*Goal*. Locate each line containing the string "Model" and copy it out.

** BEGIN **

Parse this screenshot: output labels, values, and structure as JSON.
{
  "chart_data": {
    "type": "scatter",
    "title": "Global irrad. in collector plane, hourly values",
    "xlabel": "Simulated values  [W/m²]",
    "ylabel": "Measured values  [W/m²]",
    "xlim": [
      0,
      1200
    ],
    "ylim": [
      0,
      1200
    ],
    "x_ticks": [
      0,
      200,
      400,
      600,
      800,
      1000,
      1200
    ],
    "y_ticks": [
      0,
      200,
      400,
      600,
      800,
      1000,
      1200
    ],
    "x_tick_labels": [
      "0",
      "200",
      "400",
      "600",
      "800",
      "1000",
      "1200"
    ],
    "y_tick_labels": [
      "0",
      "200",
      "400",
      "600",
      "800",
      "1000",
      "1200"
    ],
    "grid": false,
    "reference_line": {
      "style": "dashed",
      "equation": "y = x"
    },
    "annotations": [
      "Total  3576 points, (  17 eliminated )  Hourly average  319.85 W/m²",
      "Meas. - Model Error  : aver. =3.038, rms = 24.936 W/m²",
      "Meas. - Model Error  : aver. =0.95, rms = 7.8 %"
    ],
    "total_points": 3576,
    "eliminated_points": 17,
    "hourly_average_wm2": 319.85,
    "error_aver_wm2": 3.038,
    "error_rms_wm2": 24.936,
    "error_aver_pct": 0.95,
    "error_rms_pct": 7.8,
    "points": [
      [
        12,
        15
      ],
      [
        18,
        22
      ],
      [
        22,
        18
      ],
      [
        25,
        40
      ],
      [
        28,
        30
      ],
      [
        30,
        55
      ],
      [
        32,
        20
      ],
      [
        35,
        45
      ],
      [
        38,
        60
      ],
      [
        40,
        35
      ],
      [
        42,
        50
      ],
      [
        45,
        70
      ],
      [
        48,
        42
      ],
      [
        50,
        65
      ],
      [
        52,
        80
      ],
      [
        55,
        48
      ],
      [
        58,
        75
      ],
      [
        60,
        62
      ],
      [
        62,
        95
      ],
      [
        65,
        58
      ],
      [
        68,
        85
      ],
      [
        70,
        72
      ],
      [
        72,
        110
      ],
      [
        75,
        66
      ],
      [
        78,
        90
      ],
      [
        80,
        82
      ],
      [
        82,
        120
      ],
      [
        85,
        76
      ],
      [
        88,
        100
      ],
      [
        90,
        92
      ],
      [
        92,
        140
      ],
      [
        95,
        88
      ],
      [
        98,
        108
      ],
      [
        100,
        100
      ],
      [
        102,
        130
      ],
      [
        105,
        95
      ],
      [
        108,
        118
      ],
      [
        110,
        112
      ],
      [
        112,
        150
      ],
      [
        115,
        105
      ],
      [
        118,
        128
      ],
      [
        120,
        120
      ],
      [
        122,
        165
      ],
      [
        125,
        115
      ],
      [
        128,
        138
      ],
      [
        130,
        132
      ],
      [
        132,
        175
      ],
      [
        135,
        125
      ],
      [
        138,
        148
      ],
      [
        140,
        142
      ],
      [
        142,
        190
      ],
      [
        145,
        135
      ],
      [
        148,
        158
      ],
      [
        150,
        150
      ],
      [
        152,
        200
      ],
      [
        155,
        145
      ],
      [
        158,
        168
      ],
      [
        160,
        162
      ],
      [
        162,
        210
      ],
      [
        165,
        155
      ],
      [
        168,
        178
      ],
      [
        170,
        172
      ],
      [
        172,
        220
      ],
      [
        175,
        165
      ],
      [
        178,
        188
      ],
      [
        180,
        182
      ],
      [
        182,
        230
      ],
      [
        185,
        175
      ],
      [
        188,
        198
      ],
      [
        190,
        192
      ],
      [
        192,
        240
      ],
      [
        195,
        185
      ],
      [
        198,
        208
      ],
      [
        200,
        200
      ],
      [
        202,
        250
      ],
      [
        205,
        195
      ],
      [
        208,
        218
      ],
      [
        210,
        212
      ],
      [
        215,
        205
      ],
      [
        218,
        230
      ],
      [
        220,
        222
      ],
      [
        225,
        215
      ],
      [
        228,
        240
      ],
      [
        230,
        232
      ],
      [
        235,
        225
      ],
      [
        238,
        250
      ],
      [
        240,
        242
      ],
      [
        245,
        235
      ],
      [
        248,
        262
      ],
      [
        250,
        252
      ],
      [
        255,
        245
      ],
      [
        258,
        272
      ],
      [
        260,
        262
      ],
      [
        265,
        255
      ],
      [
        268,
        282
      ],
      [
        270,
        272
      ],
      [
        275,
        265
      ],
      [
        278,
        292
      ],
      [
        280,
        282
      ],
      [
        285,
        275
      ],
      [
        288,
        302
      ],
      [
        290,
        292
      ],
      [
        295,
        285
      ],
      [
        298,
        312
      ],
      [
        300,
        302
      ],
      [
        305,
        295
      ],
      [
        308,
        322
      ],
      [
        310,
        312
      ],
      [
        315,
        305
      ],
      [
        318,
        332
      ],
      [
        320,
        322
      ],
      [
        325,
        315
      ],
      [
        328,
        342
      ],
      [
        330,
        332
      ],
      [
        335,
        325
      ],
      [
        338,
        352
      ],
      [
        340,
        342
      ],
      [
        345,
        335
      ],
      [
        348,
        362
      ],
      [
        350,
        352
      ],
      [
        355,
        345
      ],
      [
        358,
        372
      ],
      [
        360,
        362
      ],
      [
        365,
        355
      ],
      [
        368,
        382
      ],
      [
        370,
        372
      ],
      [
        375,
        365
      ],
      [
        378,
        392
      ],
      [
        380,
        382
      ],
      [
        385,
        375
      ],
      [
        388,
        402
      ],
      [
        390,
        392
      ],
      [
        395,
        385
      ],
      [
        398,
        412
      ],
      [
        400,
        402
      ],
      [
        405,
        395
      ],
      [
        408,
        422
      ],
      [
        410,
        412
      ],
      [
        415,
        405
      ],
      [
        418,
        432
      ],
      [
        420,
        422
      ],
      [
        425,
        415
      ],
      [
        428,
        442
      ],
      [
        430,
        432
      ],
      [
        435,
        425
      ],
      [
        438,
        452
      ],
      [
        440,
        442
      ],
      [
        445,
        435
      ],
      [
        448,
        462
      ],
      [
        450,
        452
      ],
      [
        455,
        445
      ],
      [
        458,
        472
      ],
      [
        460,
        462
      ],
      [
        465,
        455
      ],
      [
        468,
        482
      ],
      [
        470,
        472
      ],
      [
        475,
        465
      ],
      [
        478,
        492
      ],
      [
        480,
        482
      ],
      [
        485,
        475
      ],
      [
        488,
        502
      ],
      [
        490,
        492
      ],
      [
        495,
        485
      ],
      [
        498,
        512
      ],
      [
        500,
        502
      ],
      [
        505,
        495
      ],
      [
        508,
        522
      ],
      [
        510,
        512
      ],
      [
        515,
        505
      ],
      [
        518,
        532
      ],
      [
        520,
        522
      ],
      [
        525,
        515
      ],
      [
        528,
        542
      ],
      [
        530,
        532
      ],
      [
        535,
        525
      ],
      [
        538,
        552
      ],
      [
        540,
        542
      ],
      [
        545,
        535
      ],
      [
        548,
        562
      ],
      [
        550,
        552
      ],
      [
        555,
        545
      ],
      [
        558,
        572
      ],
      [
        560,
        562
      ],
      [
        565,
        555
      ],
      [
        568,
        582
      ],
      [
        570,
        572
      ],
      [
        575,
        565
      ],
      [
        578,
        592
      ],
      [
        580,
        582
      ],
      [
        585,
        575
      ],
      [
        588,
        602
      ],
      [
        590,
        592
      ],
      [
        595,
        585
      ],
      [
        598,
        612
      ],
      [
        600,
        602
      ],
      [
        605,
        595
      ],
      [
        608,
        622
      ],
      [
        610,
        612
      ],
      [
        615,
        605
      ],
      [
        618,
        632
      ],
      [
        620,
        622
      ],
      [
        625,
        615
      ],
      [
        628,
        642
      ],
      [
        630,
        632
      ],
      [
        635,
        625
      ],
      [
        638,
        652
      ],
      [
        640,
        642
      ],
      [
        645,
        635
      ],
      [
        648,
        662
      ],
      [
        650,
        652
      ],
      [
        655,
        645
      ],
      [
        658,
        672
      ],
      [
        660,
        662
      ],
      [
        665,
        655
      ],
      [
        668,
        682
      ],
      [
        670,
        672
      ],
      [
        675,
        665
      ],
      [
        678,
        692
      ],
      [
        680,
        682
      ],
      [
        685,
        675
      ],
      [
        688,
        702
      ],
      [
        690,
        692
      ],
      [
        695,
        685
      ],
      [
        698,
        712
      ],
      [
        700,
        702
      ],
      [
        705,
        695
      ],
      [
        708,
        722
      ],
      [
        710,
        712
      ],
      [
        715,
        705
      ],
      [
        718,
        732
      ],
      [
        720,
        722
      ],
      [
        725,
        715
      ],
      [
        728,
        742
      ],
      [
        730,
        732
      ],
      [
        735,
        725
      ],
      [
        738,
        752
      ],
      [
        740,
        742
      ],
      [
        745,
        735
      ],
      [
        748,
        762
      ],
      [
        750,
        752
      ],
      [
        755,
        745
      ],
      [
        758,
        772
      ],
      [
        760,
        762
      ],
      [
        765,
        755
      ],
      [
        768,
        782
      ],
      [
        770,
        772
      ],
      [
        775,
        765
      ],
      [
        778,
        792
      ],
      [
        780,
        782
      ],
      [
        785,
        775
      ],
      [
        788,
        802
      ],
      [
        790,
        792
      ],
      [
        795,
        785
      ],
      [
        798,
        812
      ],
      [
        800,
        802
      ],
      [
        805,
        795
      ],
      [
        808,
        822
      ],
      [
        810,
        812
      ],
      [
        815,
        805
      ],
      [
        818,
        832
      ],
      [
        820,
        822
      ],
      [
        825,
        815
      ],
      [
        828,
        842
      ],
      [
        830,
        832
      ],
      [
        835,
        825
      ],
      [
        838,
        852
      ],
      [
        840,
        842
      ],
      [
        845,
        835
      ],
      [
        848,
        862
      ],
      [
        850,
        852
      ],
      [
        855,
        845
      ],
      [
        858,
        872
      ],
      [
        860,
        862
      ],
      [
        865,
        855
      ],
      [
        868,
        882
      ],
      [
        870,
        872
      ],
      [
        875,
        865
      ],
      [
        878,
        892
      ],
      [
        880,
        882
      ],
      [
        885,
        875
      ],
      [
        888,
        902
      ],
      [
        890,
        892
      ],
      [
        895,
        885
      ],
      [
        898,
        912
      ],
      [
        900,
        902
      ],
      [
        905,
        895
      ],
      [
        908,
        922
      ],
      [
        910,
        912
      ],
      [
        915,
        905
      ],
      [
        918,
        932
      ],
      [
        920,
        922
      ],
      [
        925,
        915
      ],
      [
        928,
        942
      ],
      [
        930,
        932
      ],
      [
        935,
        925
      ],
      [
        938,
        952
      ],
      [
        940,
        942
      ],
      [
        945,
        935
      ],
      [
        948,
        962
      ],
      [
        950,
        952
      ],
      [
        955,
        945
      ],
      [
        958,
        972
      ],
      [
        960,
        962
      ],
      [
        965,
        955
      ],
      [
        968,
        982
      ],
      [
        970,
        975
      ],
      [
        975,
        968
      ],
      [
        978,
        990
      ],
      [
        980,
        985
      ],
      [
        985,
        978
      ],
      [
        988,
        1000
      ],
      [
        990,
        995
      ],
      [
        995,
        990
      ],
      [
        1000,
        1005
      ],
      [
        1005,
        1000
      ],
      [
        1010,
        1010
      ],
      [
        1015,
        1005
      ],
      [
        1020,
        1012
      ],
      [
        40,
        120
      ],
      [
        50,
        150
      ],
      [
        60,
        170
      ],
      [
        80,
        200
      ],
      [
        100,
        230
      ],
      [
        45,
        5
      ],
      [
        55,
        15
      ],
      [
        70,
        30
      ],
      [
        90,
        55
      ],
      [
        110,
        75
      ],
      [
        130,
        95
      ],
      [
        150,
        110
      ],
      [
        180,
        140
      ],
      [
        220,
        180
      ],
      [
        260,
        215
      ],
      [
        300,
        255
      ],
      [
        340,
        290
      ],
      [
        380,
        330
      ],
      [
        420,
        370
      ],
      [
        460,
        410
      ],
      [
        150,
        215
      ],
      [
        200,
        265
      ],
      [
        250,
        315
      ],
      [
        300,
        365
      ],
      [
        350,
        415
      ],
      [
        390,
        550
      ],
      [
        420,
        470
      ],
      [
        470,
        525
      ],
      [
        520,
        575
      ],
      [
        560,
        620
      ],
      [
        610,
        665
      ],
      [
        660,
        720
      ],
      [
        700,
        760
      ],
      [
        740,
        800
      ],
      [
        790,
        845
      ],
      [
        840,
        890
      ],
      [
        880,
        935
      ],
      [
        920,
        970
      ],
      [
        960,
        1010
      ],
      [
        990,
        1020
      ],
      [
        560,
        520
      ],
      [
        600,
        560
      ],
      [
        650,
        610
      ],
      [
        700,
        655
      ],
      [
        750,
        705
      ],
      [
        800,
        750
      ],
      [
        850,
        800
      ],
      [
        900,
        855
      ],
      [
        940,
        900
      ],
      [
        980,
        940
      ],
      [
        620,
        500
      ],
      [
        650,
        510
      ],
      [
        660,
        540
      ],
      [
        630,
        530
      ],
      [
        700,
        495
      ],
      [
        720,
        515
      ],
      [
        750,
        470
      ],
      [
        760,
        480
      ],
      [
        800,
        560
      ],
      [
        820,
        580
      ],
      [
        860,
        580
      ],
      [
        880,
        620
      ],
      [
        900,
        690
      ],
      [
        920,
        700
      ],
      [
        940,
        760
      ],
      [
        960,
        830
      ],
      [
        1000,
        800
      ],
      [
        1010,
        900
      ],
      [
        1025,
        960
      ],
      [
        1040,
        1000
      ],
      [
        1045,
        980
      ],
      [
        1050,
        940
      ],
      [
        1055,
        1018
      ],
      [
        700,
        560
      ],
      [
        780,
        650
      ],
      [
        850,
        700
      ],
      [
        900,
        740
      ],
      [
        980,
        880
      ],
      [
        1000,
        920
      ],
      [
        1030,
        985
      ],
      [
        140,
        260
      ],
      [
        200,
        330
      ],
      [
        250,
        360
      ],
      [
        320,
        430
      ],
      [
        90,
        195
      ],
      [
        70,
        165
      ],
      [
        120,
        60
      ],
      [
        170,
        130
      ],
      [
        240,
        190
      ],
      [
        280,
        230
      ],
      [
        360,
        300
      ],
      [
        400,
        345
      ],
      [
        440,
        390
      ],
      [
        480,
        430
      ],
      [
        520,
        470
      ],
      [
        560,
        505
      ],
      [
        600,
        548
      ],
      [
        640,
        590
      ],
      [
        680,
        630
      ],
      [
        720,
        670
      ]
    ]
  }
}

** END **

*Result of this task*.
      "Meas. - Model Error  : aver. =3.038, rms = 24.936 W/m²",
      "Meas. - Model Error  : aver. =0.95, rms = 7.8 %"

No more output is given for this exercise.